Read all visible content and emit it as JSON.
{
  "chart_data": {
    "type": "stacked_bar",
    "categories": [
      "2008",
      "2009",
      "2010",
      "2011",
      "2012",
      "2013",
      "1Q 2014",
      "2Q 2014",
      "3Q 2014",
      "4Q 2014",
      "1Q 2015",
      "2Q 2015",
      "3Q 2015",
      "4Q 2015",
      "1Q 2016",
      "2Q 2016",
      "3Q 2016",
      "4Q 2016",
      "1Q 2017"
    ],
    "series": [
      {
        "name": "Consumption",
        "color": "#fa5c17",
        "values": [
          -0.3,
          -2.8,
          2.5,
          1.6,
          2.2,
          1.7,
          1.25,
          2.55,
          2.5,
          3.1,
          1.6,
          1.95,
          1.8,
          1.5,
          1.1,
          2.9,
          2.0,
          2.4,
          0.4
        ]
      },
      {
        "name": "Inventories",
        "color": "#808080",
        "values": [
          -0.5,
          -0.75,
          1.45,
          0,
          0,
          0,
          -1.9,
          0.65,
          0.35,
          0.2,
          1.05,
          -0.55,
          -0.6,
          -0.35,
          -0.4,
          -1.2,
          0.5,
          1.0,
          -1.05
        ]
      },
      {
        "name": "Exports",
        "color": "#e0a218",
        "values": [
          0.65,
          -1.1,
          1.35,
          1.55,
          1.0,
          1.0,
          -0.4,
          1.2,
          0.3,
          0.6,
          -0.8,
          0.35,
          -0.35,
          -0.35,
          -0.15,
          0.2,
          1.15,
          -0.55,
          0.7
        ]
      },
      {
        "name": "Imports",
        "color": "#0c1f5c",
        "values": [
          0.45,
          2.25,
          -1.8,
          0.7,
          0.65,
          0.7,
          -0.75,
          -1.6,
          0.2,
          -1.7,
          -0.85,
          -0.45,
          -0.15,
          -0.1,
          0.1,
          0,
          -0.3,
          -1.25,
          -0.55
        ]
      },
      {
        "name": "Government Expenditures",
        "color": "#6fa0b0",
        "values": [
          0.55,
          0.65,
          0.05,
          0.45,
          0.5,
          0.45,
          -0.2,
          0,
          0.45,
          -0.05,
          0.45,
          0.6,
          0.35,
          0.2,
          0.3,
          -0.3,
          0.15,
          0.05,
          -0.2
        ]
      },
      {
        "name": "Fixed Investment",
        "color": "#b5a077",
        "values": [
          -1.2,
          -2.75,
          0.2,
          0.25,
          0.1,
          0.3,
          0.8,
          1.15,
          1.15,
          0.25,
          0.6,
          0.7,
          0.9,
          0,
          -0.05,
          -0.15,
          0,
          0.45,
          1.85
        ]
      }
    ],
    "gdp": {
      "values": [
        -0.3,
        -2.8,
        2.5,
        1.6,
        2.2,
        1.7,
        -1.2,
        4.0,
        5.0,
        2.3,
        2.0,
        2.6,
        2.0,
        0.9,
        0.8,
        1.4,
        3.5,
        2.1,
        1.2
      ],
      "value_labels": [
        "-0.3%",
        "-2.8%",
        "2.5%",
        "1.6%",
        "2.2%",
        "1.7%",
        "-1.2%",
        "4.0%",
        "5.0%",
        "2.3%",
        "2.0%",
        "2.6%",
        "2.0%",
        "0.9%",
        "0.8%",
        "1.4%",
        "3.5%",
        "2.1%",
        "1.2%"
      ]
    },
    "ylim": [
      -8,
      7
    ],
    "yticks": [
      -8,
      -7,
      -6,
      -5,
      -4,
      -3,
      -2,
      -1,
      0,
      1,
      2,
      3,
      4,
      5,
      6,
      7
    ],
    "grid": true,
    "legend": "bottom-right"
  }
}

┄┄┄┄┄┄

• _To do_
Reproduce every record above exactly as it appears.

• _Solution to this task_
Read all visible content and emit it as JSON.
{
  "chart_data": {
    "type": "stacked_bar",
    "categories": [
      "2008",
      "2009",
      "2010",
      "2011",
      "2012",
      "2013",
      "1Q 2014",
      "2Q 2014",
      "3Q 2014",
      "4Q 2014",
      "1Q 2015",
      "2Q 2015",
      "3Q 2015",
      "4Q 2015",
      "1Q 2016",
      "2Q 2016",
      "3Q 2016",
      "4Q 2016",
      "1Q 2017"
    ],
    "series": [
      {
        "name": "Consumption",
        "color": "#fa5c17",
        "values": [
          -0.3,
          -2.8,
          2.5,
          1.6,
          2.2,
          1.7,
          1.25,
          2.55,
          2.5,
          3.1,
          1.6,
          1.95,
          1.8,
          1.5,
          1.1,
          2.9,
          2.0,
          2.4,
          0.4
        ]
      },
      {
        "name": "Inventories",
        "color": "#808080",
        "values": [
          -0.5,
          -0.75,
          1.45,
          0,
          0,
          0,
          -1.9,
          0.65,
          0.35,
          0.2,
          1.05,
          -0.55,
          -0.6,
          -0.35,
          -0.4,
          -1.2,
          0.5,
          1.0,
          -1.05
        ]
      },
      {
        "name": "Exports",
        "color": "#e0a218",
        "values": [
          0.65,
          -1.1,
          1.35,
          1.55,
          1.0,
          1.0,
          -0.4,
          1.2,
          0.3,
          0.6,
          -0.8,
          0.35,
          -0.35,
          -0.35,
          -0.15,
          0.2,
          1.15,
          -0.55,
          0.7
        ]
      },
      {
        "name": "Imports",
        "color": "#0c1f5c",
        "values": [
          0.45,
          2.25,
          -1.8,
          0.7,
          0.65,
          0.7,
          -0.75,
          -1.6,
          0.2,
          -1.7,
          -0.85,
          -0.45,
          -0.15,
          -0.1,
          0.1,
          0,
          -0.3,
          -1.25,
          -0.55
        ]
      },
      {
        "name": "Government Expenditures",
        "color": "#6fa0b0",
        "values": [
          0.55,
          0.65,
          0.05,
          0.45,
          0.5,
          0.45,
          -0.2,
          0,
          0.45,
          -0.05,
          0.45,
          0.6,
          0.35,
          0.2,
          0.3,
          -0.3,
          0.15,
          0.05,
          -0.2
        ]
      },
      {
        "name": "Fixed Investment",
        "color": "#b5a077",
        "values": [
          -1.2,
          -2.75,
          0.2,
          0.25,
          0.1,
          0.3,
          0.8,
          1.15,
          1.15,
          0.25,
          0.6,
          0.7,
          0.9,
          0,
          -0.05,
          -0.15,
          0,
          0.45,
          1.85
        ]
      }
    ],
    "gdp": {
      "values": [
        -0.3,
        -2.8,
        2.5,
        1.6,
        2.2,
        1.7,
        -1.2,
        4.0,
        5.0,
        2.3,
        2.0,
        2.6,
        2.0,
        0.9,
        0.8,
        1.4,
        3.5,
        2.1,
        1.2
      ],
      "value_labels": [
        "-0.3%",
        "-2.8%",
        "2.5%",
        "1.6%",
        "2.2%",
        "1.7%",
        "-1.2%",
        "4.0%",
        "5.0%",
        "2.3%",
        "2.0%",
        "2.6%",
        "2.0%",
        "0.9%",
        "0.8%",
        "1.4%",
        "3.5%",
        "2.1%",
        "1.2%"
      ]
    },
    "ylim": [
      -8,
      7
    ],
    "yticks": [
      -8,
      -7,
      -6,
      -5,
      -4,
      -3,
      -2,
      -1,
      0,
      1,
      2,
      3,
      4,
      5,
      6,
      7
    ],
    "grid": true,
    "legend": "bottom-right"
  }
}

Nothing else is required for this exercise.